## Start

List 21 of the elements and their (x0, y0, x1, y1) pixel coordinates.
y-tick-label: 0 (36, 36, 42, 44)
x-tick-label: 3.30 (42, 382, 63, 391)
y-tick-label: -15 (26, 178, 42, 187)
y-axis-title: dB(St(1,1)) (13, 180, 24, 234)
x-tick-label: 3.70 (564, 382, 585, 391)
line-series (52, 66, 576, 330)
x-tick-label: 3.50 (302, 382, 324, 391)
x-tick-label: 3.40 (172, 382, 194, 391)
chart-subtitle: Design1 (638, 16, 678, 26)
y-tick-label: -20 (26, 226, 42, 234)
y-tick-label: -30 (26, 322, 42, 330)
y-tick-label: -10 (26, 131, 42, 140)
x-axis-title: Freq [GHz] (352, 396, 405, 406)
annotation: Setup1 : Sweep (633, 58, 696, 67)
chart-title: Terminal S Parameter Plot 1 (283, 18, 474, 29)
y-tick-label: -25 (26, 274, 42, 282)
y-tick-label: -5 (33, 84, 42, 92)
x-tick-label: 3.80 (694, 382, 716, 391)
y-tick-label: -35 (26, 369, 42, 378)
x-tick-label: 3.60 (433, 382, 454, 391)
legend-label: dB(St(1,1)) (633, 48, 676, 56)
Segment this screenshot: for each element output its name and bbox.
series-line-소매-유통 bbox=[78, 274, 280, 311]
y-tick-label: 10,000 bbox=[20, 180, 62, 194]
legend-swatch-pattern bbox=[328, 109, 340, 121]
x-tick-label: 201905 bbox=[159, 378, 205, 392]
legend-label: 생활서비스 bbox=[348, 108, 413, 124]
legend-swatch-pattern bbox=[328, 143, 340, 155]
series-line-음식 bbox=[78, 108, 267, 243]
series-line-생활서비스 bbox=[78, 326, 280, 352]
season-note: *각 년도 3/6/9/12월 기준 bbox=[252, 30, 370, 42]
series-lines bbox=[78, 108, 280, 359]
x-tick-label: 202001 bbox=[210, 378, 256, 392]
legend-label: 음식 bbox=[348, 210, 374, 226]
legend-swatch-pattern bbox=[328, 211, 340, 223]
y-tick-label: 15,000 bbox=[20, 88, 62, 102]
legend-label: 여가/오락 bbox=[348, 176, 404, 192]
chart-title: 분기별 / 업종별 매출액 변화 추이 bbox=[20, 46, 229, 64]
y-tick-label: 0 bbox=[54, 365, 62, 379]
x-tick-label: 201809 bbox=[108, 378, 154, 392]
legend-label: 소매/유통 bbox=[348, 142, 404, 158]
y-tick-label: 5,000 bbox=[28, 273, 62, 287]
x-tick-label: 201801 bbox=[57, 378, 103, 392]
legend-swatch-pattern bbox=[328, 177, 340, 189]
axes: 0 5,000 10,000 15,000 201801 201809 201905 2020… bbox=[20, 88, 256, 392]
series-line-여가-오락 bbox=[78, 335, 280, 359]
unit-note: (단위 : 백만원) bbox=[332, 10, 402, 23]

## End

* [Task requirements] Turn every line of both listings above into a single JSON list of strings, one string per line, with any blank lines left out.

* [Task solution]
[
  "List 21 of the elements and their (x0, y0, x1, y1) pixel coordinates.",
  "y-tick-label: 0 (36, 36, 42, 44)",
  "x-tick-label: 3.30 (42, 382, 63, 391)",
  "y-tick-label: -15 (26, 178, 42, 187)",
  "y-axis-title: dB(St(1,1)) (13, 180, 24, 234)",
  "x-tick-label: 3.70 (564, 382, 585, 391)",
  "line-series (52, 66, 576, 330)",
  "x-tick-label: 3.50 (302, 382, 324, 391)",
  "x-tick-label: 3.40 (172, 382, 194, 391)",
  "chart-subtitle: Design1 (638, 16, 678, 26)",
  "y-tick-label: -20 (26, 226, 42, 234)",
  "y-tick-label: -30 (26, 322, 42, 330)",
  "y-tick-label: -10 (26, 131, 42, 140)",
  "x-axis-title: Freq [GHz] (352, 396, 405, 406)",
  "annotation: Setup1 : Sweep (633, 58, 696, 67)",
  "chart-title: Terminal S Parameter Plot 1 (283, 18, 474, 29)",
  "y-tick-label: -25 (26, 274, 42, 282)",
  "y-tick-label: -5 (33, 84, 42, 92)",
  "x-tick-label: 3.80 (694, 382, 716, 391)",
  "y-tick-label: -35 (26, 369, 42, 378)",
  "x-tick-label: 3.60 (433, 382, 454, 391)",
  "legend-label: dB(St(1,1)) (633, 48, 676, 56)",
  "Segment this screenshot: for each element output its name and bbox.",
  "series-line-소매-유통 bbox=[78, 274, 280, 311]",
  "y-tick-label: 10,000 bbox=[20, 180, 62, 194]",
  "legend-swatch-pattern bbox=[328, 109, 340, 121]",
  "x-tick-label: 201905 bbox=[159, 378, 205, 392]",
  "legend-label: 생활서비스 bbox=[348, 108, 413, 124]",
  "legend-swatch-pattern bbox=[328, 143, 340, 155]",
  "series-line-음식 bbox=[78, 108, 267, 243]",
  "series-line-생활서비스 bbox=[78, 326, 280, 352]",
  "season-note: *각 년도 3/6/9/12월 기준 bbox=[252, 30, 370, 42]",
  "series-lines bbox=[78, 108, 280, 359]",
  "x-tick-label: 202001 bbox=[210, 378, 256, 392]",
  "legend-label: 음식 bbox=[348, 210, 374, 226]",
  "legend-swatch-pattern bbox=[328, 211, 340, 223]",
  "y-tick-label: 15,000 bbox=[20, 88, 62, 102]",
  "legend-label: 여가/오락 bbox=[348, 176, 404, 192]",
  "chart-title: 분기별 / 업종별 매출액 변화 추이 bbox=[20, 46, 229, 64]",
  "y-tick-label: 0 bbox=[54, 365, 62, 379]",
  "x-tick-label: 201809 bbox=[108, 378, 154, 392]",
  "legend-label: 소매/유통 bbox=[348, 142, 404, 158]",
  "y-tick-label: 5,000 bbox=[28, 273, 62, 287]",
  "x-tick-label: 201801 bbox=[57, 378, 103, 392]",
  "legend-swatch-pattern bbox=[328, 177, 340, 189]",
  "axes: 0 5,000 10,000 15,000 201801 201809 201905 2020… bbox=[20, 88, 256, 392]",
  "series-line-여가-오락 bbox=[78, 335, 280, 359]",
  "unit-note: (단위 : 백만원) bbox=[332, 10, 402, 23]"
]